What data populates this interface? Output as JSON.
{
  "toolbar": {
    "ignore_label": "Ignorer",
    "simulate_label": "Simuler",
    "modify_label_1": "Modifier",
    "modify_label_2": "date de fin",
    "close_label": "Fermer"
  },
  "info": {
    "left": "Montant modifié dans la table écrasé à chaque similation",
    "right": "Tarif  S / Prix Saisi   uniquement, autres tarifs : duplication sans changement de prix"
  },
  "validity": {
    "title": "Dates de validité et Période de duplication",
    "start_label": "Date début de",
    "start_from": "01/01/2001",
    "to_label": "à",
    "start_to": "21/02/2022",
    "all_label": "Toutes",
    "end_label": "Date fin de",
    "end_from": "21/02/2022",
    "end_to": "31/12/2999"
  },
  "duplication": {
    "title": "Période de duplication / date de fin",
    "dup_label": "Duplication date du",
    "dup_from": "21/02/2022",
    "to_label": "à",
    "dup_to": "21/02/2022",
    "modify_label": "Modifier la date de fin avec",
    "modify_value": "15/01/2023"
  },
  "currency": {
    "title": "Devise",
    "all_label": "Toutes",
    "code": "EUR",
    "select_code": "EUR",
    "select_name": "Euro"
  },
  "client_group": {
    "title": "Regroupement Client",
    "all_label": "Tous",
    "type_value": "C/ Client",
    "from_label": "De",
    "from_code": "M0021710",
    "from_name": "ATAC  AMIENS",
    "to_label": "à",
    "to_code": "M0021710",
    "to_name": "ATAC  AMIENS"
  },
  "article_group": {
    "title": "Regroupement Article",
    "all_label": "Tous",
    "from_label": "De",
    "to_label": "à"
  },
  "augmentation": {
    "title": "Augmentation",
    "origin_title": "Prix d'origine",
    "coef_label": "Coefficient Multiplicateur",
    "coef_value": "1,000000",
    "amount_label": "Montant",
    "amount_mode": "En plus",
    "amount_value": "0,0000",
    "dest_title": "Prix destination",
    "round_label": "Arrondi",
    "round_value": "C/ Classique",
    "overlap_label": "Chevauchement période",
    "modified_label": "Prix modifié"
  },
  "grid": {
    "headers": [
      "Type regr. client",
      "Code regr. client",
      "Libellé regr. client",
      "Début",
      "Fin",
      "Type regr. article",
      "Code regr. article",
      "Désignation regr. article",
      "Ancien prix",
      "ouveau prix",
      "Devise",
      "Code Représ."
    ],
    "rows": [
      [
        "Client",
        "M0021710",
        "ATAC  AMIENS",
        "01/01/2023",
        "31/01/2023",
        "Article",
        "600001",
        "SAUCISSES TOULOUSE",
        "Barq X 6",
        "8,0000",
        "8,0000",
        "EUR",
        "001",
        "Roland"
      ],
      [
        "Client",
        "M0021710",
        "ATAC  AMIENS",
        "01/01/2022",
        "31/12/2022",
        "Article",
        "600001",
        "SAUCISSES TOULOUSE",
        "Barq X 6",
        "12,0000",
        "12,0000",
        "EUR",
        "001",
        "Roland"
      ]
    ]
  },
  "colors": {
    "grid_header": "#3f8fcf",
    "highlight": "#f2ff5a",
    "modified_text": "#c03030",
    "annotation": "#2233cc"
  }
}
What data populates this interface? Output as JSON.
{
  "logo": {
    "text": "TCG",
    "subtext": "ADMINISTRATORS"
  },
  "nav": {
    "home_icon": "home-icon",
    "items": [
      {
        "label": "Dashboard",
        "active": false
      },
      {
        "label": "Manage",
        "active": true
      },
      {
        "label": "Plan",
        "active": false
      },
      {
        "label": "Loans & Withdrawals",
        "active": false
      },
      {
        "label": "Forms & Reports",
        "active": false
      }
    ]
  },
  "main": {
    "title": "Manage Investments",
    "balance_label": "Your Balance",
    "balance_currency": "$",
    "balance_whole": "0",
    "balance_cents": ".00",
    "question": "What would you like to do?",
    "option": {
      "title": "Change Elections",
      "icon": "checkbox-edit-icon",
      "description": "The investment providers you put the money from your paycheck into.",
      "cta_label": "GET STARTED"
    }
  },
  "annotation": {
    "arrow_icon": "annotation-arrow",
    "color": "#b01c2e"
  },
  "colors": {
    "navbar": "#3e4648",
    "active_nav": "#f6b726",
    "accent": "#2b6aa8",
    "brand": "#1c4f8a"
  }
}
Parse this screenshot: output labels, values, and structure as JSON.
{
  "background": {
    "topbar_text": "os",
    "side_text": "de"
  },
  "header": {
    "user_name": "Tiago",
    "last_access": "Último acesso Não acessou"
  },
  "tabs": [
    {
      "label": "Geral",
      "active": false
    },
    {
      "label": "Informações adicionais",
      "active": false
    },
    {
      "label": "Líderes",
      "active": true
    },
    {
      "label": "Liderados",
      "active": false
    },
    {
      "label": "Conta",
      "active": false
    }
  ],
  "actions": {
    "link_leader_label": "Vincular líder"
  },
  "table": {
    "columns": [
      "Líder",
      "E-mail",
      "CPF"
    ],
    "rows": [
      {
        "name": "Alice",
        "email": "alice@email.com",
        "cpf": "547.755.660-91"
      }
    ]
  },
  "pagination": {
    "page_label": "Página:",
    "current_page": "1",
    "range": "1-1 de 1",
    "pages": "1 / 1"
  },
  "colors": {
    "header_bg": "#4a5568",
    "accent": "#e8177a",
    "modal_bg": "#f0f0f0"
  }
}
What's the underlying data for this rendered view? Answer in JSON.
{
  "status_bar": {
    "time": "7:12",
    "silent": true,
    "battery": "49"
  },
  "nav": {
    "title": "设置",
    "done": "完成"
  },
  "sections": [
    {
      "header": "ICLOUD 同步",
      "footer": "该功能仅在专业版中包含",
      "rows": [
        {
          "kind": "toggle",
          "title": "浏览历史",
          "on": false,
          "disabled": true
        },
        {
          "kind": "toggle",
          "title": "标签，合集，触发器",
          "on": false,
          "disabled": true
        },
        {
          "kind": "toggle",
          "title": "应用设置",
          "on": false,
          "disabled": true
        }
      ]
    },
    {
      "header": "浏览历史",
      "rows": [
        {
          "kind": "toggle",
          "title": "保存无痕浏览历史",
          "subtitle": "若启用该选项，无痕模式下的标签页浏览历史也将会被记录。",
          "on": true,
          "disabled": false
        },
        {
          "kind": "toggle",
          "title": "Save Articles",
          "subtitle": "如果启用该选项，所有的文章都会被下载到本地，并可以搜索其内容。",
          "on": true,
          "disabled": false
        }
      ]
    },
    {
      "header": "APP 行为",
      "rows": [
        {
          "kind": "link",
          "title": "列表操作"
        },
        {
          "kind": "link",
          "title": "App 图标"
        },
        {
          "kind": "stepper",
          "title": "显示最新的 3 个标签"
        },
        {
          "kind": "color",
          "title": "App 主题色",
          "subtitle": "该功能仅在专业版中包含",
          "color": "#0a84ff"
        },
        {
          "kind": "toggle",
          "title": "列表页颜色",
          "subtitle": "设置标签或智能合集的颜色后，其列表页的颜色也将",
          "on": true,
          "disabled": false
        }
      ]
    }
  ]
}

• • •

> [What the task requires] Transcribe each entry precisely, missing none.

> [Correct output]
What data populates this interface? Output as JSON.
{
  "toolbar": {
    "ignore_label": "Ignorer",
    "simulate_label": "Simuler",
    "modify_label_1": "Modifier",
    "modify_label_2": "date de fin",
    "close_label": "Fermer"
  },
  "info": {
    "left": "Montant modifié dans la table écrasé à chaque similation",
    "right": "Tarif  S / Prix Saisi   uniquement, autres tarifs : duplication sans changement de prix"
  },
  "validity": {
    "title": "Dates de validité et Période de duplication",
    "start_label": "Date début de",
    "start_from": "01/01/2001",
    "to_label": "à",
    "start_to": "21/02/2022",
    "all_label": "Toutes",
    "end_label": "Date fin de",
    "end_from": "21/02/2022",
    "end_to": "31/12/2999"
  },
  "duplication": {
    "title": "Période de duplication / date de fin",
    "dup_label": "Duplication date du",
    "dup_from": "21/02/2022",
    "to_label": "à",
    "dup_to": "21/02/2022",
    "modify_label": "Modifier la date de fin avec",
    "modify_value": "15/01/2023"
  },
  "currency": {
    "title": "Devise",
    "all_label": "Toutes",
    "code": "EUR",
    "select_code": "EUR",
    "select_name": "Euro"
  },
  "client_group": {
    "title": "Regroupement Client",
    "all_label": "Tous",
    "type_value": "C/ Client",
    "from_label": "De",
    "from_code": "M0021710",
    "from_name": "ATAC  AMIENS",
    "to_label": "à",
    "to_code": "M0021710",
    "to_name": "ATAC  AMIENS"
  },
  "article_group": {
    "title": "Regroupement Article",
    "all_label": "Tous",
    "from_label": "De",
    "to_label": "à"
  },
  "augmentation": {
    "title": "Augmentation",
    "origin_title": "Prix d'origine",
    "coef_label": "Coefficient Multiplicateur",
    "coef_value": "1,000000",
    "amount_label": "Montant",
    "amount_mode": "En plus",
    "amount_value": "0,0000",
    "dest_title": "Prix destination",
    "round_label": "Arrondi",
    "round_value": "C/ Classique",
    "overlap_label": "Chevauchement période",
    "modified_label": "Prix modifié"
  },
  "grid": {
    "headers": [
      "Type regr. client",
      "Code regr. client",
      "Libellé regr. client",
      "Début",
      "Fin",
      "Type regr. article",
      "Code regr. article",
      "Désignation regr. article",
      "Ancien prix",
      "ouveau prix",
      "Devise",
      "Code Représ."
    ],
    "rows": [
      [
        "Client",
        "M0021710",
        "ATAC  AMIENS",
        "01/01/2023",
        "31/01/2023",
        "Article",
        "600001",
        "SAUCISSES TOULOUSE",
        "Barq X 6",
        "8,0000",
        "8,0000",
        "EUR",
        "001",
        "Roland"
      ],
      [
        "Client",
        "M0021710",
        "ATAC  AMIENS",
        "01/01/2022",
        "31/12/2022",
        "Article",
        "600001",
        "SAUCISSES TOULOUSE",
        "Barq X 6",
        "12,0000",
        "12,0000",
        "EUR",
        "001",
        "Roland"
      ]
    ]
  },
  "colors": {
    "grid_header": "#3f8fcf",
    "highlight": "#f2ff5a",
    "modified_text": "#c03030",
    "annotation": "#2233cc"
  }
}
What data populates this interface? Output as JSON.
{
  "logo": {
    "text": "TCG",
    "subtext": "ADMINISTRATORS"
  },
  "nav": {
    "home_icon": "home-icon",
    "items": [
      {
        "label": "Dashboard",
        "active": false
      },
      {
        "label": "Manage",
        "active": true
      },
      {
        "label": "Plan",
        "active": false
      },
      {
        "label": "Loans & Withdrawals",
        "active": false
      },
      {
        "label": "Forms & Reports",
        "active": false
      }
    ]
  },
  "main": {
    "title": "Manage Investments",
    "balance_label": "Your Balance",
    "balance_currency": "$",
    "balance_whole": "0",
    "balance_cents": ".00",
    "question": "What would you like to do?",
    "option": {
      "title": "Change Elections",
      "icon": "checkbox-edit-icon",
      "description": "The investment providers you put the money from your paycheck into.",
      "cta_label": "GET STARTED"
    }
  },
  "annotation": {
    "arrow_icon": "annotation-arrow",
    "color": "#b01c2e"
  },
  "colors": {
    "navbar": "#3e4648",
    "active_nav": "#f6b726",
    "accent": "#2b6aa8",
    "brand": "#1c4f8a"
  }
}
Parse this screenshot: output labels, values, and structure as JSON.
{
  "background": {
    "topbar_text": "os",
    "side_text": "de"
  },
  "header": {
    "user_name": "Tiago",
    "last_access": "Último acesso Não acessou"
  },
  "tabs": [
    {
      "label": "Geral",
      "active": false
    },
    {
      "label": "Informações adicionais",
      "active": false
    },
    {
      "label": "Líderes",
      "active": true
    },
    {
      "label": "Liderados",
      "active": false
    },
    {
      "label": "Conta",
      "active": false
    }
  ],
  "actions": {
    "link_leader_label": "Vincular líder"
  },
  "table": {
    "columns": [
      "Líder",
      "E-mail",
      "CPF"
    ],
    "rows": [
      {
        "name": "Alice",
        "email": "alice@email.com",
        "cpf": "547.755.660-91"
      }
    ]
  },
  "pagination": {
    "page_label": "Página:",
    "current_page": "1",
    "range": "1-1 de 1",
    "pages": "1 / 1"
  },
  "colors": {
    "header_bg": "#4a5568",
    "accent": "#e8177a",
    "modal_bg": "#f0f0f0"
  }
}
What's the underlying data for this rendered view? Answer in JSON.
{
  "status_bar": {
    "time": "7:12",
    "silent": true,
    "battery": "49"
  },
  "nav": {
    "title": "设置",
    "done": "完成"
  },
  "sections": [
    {
      "header": "ICLOUD 同步",
      "footer": "该功能仅在专业版中包含",
      "rows": [
        {
          "kind": "toggle",
          "title": "浏览历史",
          "on": false,
          "disabled": true
        },
        {
          "kind": "toggle",
          "title": "标签，合集，触发器",
          "on": false,
          "disabled": true
        },
        {
          "kind": "toggle",
          "title": "应用设置",
          "on": false,
          "disabled": true
        }
      ]
    },
    {
      "header": "浏览历史",
      "rows": [
        {
          "kind": "toggle",
          "title": "保存无痕浏览历史",
          "subtitle": "若启用该选项，无痕模式下的标签页浏览历史也将会被记录。",
          "on": true,
          "disabled": false
        },
        {
          "kind": "toggle",
          "title": "Save Articles",
          "subtitle": "如果启用该选项，所有的文章都会被下载到本地，并可以搜索其内容。",
          "on": true,
          "disabled": false
        }
      ]
    },
    {
      "header": "APP 行为",
      "rows": [
        {
          "kind": "link",
          "title": "列表操作"
        },
        {
          "kind": "link",
          "title": "App 图标"
        },
        {
          "kind": "stepper",
          "title": "显示最新的 3 个标签"
        },
        {
          "kind": "color",
          "title": "App 主题色",
          "subtitle": "该功能仅在专业版中包含",
          "color": "#0a84ff"
        },
        {
          "kind": "toggle",
          "title": "列表页颜色",
          "subtitle": "设置标签或智能合集的颜色后，其列表页的颜色也将",
          "on": true,
          "disabled": false
        }
      ]
    }
  ]
}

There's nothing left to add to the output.